* **Material for the task**
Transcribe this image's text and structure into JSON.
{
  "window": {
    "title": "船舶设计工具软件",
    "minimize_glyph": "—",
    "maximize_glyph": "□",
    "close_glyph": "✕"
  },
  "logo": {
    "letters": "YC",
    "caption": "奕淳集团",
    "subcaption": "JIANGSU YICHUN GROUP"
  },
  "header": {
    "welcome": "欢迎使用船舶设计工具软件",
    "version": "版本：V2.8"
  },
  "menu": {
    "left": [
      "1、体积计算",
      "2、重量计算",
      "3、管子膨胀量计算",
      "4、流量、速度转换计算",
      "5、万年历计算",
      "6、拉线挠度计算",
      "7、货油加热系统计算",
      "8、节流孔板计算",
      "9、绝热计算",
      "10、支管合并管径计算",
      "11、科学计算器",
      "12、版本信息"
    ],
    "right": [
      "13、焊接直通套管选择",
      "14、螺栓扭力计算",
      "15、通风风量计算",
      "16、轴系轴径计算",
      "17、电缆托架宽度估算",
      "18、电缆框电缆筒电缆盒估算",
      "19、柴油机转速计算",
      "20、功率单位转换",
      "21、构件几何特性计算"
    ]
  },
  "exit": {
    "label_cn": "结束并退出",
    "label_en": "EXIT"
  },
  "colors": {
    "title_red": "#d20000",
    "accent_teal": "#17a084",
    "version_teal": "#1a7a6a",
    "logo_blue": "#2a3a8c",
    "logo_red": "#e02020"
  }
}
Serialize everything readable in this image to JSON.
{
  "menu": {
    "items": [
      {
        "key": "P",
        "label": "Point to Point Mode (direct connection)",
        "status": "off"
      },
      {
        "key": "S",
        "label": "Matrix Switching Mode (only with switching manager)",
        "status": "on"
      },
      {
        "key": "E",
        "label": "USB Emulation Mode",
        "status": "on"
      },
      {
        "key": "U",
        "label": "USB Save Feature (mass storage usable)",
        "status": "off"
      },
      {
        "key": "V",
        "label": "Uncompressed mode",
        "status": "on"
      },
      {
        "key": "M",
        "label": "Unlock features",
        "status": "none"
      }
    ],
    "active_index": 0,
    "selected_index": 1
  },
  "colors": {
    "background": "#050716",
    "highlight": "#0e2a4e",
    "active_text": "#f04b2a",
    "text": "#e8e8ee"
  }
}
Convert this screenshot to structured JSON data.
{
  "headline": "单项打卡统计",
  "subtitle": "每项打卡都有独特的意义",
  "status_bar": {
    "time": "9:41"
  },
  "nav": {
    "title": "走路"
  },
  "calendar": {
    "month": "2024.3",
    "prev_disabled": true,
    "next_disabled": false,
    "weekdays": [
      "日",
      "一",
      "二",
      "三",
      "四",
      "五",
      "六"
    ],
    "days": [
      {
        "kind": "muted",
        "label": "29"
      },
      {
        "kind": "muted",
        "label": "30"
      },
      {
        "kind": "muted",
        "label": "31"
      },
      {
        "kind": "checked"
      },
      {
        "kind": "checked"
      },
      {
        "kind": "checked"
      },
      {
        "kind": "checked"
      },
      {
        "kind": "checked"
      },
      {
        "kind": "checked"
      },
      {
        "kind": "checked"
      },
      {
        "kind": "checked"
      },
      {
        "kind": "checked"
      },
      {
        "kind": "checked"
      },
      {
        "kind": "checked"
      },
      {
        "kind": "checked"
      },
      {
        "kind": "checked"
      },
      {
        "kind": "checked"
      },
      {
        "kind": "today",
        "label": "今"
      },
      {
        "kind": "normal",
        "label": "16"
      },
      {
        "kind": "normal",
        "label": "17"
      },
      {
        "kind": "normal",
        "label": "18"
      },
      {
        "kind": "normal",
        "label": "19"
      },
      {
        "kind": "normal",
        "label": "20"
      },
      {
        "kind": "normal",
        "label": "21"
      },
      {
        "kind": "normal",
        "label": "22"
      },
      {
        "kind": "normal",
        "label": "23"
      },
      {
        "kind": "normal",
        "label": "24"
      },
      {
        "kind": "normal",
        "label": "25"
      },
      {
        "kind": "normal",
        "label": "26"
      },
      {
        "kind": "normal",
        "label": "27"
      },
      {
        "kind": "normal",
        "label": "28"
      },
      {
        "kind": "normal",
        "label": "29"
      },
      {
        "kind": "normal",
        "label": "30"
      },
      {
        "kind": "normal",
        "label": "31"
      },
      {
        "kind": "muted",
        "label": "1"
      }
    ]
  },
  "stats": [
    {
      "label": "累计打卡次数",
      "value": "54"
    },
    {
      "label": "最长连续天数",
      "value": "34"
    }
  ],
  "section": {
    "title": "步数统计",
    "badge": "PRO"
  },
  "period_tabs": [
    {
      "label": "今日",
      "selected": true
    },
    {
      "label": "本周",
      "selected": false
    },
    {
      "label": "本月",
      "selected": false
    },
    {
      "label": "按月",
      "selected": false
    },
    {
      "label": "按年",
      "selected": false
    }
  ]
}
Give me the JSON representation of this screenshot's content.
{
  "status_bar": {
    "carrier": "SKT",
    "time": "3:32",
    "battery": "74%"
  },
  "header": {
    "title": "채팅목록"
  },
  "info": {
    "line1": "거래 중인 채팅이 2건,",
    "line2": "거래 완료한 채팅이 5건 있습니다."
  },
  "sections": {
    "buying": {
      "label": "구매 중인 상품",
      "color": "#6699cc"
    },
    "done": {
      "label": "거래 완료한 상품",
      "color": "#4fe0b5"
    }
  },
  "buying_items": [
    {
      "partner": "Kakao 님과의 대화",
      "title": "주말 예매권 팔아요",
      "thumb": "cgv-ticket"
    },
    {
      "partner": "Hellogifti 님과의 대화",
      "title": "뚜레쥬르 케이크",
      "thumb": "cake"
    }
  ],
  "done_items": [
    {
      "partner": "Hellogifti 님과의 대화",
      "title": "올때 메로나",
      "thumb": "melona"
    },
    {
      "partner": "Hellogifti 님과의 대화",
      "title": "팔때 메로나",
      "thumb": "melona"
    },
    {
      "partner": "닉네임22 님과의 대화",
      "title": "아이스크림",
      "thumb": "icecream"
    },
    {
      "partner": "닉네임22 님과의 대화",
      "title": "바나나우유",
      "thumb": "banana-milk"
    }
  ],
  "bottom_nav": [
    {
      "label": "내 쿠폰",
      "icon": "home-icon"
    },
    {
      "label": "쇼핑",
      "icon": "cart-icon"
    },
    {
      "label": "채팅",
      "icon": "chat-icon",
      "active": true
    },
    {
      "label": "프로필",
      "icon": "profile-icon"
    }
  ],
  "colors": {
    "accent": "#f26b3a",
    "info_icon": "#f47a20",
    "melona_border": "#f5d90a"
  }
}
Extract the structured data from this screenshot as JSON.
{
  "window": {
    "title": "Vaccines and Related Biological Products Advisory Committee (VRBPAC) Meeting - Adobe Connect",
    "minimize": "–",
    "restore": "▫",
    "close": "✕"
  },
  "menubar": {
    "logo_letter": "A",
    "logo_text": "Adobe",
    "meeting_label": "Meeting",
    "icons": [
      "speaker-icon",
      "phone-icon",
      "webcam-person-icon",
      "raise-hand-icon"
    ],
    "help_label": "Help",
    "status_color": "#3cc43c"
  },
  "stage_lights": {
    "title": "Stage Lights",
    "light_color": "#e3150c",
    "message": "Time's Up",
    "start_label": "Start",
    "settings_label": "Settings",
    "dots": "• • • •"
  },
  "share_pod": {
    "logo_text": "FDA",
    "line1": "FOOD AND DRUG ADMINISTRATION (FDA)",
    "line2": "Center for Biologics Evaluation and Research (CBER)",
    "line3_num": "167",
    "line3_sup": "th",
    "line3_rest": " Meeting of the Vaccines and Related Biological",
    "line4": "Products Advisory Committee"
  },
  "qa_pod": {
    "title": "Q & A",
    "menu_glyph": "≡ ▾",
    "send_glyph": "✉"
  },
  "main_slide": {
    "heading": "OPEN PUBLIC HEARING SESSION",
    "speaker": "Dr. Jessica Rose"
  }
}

* **Problem details**
Show, from the material above, each line that includes the string "Adobe".

* **The result**
    "title": "Vaccines and Related Biological Products Advisory Committee (VRBPAC) Meeting - Adobe Connect",
    "logo_text": "Adobe",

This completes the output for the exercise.